§ Document excerpt:
First report of lyrics dataset¶
This first report will an exploration of the lyrics dataset and it will contain:
After preprocessing the data to contain useful features, I will use analytical approach to find some dependencies or correlations to be able create a meaningful model based on my findings in the next report.
Input data¶
The lyrics dataset contains popular songs with lyrics. There are six columns: id, song name, year of publishing, interpret name, assigned genre and the lyrics. Some rows are music composition without lyrics. There are hyphens instead of spaces in names of songs and interprets. Only one of these columns is numeric - the year. The other columns are strings and will be used as categorical variables.
In this section, we will show what the data looks like and try to understand its basics before further processing.

§ Material:
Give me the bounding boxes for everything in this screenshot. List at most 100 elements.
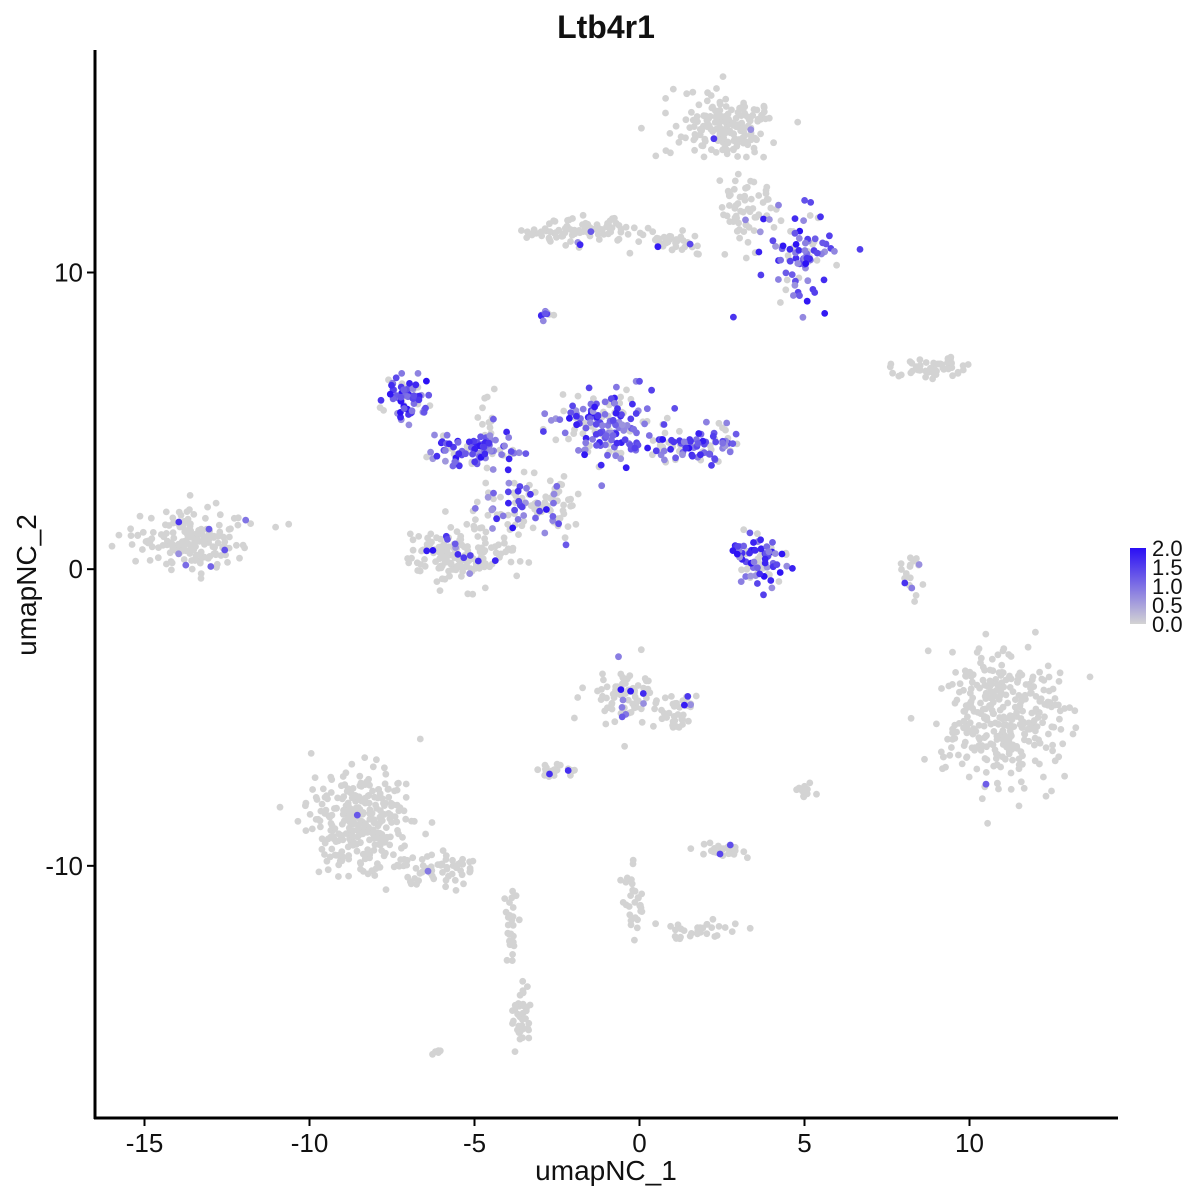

§ Task set:
A) List the columns that the lyrics dataset report says the dataset contains.
B) According to the lyrics dataset report, which column is the only numeric one?
The lines have no connection to the lyrics dataset report.

§ Correct answers:
A) id, song name, year of publishing, interpret name, assigned genre, lyrics

B) The year.